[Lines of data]
__________________________________________________
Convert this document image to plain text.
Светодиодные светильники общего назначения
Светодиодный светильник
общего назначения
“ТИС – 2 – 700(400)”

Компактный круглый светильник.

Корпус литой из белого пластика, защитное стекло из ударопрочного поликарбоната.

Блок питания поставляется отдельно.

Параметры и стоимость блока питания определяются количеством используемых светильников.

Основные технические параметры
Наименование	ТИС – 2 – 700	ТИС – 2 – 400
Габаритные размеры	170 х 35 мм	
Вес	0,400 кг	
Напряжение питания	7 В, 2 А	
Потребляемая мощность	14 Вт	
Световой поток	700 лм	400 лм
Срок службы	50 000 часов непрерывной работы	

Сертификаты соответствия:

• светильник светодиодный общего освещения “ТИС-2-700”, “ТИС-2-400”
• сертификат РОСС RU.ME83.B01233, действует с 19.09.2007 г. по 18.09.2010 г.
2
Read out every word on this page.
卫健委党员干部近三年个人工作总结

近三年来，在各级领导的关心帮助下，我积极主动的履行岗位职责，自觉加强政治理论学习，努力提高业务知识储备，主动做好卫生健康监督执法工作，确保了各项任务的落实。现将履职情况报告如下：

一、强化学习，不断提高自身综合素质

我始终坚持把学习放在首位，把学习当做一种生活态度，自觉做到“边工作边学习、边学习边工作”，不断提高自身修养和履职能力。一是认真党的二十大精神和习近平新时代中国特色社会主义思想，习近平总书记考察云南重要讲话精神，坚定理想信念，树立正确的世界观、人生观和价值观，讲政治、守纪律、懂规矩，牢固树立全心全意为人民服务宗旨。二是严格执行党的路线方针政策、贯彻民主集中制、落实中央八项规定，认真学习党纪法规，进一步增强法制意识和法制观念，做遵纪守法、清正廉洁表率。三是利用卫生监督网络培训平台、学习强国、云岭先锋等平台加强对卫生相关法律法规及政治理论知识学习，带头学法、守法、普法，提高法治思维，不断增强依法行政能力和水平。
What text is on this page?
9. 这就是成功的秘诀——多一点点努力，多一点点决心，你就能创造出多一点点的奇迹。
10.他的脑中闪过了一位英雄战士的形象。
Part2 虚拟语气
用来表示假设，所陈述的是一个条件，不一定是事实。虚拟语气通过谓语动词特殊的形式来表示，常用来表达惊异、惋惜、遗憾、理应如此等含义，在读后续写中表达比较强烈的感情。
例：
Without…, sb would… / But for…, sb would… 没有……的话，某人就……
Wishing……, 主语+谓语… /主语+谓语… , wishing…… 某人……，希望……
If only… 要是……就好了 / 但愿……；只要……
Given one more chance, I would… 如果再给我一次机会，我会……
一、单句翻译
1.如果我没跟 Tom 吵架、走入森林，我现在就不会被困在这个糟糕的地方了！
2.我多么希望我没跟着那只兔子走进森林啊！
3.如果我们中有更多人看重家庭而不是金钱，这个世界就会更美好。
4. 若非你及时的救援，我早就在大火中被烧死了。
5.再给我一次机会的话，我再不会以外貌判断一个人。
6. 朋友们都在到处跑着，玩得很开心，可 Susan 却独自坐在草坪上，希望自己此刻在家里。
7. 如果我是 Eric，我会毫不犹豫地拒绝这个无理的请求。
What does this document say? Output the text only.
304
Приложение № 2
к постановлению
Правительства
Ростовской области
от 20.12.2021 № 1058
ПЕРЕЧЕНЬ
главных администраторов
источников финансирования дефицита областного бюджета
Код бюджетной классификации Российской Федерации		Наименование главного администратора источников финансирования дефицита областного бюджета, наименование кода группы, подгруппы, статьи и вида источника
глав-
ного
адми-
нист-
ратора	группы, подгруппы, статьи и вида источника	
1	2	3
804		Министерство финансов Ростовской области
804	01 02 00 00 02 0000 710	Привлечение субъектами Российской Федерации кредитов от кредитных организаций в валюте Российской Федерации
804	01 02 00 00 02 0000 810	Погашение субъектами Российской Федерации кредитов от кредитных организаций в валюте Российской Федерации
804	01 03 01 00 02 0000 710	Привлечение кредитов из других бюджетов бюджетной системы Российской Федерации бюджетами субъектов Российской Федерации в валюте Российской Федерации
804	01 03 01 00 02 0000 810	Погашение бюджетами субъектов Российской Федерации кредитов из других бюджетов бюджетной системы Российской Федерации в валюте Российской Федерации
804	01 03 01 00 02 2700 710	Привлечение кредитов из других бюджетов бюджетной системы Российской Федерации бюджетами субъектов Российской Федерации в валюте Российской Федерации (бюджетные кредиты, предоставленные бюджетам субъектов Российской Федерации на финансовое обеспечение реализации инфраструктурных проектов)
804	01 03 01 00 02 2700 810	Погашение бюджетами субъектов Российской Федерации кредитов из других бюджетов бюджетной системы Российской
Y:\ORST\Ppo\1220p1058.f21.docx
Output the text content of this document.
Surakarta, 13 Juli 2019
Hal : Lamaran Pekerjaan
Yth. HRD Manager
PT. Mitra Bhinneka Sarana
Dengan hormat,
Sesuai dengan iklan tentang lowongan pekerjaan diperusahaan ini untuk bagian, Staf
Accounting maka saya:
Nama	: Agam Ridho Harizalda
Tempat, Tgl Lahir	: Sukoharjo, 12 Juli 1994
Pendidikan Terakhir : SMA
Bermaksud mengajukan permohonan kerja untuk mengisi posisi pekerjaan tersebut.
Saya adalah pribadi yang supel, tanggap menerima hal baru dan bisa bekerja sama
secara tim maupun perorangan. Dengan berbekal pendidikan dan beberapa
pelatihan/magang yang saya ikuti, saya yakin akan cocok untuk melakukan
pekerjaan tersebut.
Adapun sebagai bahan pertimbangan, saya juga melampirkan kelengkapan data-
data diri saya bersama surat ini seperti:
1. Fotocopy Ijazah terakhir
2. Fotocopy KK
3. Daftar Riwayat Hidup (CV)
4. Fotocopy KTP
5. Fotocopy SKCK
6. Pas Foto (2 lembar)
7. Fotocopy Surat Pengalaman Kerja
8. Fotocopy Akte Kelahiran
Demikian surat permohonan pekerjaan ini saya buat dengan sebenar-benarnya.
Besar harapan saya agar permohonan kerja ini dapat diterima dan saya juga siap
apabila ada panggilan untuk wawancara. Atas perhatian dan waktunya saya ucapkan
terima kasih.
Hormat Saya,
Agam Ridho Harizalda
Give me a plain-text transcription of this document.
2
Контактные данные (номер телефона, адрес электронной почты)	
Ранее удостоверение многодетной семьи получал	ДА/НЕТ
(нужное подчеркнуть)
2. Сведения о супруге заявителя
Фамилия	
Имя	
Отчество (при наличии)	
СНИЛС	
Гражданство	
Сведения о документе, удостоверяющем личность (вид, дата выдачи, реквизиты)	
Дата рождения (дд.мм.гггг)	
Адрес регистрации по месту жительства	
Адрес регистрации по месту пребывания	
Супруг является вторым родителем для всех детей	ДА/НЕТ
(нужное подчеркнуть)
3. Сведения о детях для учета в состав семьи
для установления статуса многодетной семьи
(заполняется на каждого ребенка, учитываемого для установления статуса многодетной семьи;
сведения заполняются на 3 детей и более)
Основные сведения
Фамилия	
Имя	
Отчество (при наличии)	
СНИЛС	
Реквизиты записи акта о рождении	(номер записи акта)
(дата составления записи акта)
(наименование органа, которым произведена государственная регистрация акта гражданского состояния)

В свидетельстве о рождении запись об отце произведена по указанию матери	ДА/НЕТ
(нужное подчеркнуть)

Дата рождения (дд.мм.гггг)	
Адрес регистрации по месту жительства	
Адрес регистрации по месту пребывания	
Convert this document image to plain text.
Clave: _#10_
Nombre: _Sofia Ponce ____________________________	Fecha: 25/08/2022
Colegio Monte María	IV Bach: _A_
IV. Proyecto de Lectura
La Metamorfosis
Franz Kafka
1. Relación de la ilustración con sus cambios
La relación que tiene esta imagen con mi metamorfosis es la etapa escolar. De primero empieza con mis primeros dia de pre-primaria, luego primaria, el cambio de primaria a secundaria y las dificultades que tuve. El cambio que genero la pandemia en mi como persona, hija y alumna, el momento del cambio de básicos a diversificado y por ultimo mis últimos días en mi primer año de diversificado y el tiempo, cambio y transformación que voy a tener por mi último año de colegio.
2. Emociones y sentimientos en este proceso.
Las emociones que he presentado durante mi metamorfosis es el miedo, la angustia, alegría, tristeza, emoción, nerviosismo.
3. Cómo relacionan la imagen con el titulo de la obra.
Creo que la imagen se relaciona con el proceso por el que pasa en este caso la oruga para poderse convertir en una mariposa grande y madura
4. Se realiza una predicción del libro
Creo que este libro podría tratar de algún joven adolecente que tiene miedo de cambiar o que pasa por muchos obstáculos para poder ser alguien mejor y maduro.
__________________________________________________
**Short task:** Only lines with the string "статьи" belong in your answer; copy each one.

**Answer to the task:**
Код бюджетной классификации Российской Федерации		Наименование главного администратора источников финансирования дефицита областного бюджета, наименование кода группы, подгруппы, статьи и вида источника
ратора	группы, подгруппы, статьи и вида источника	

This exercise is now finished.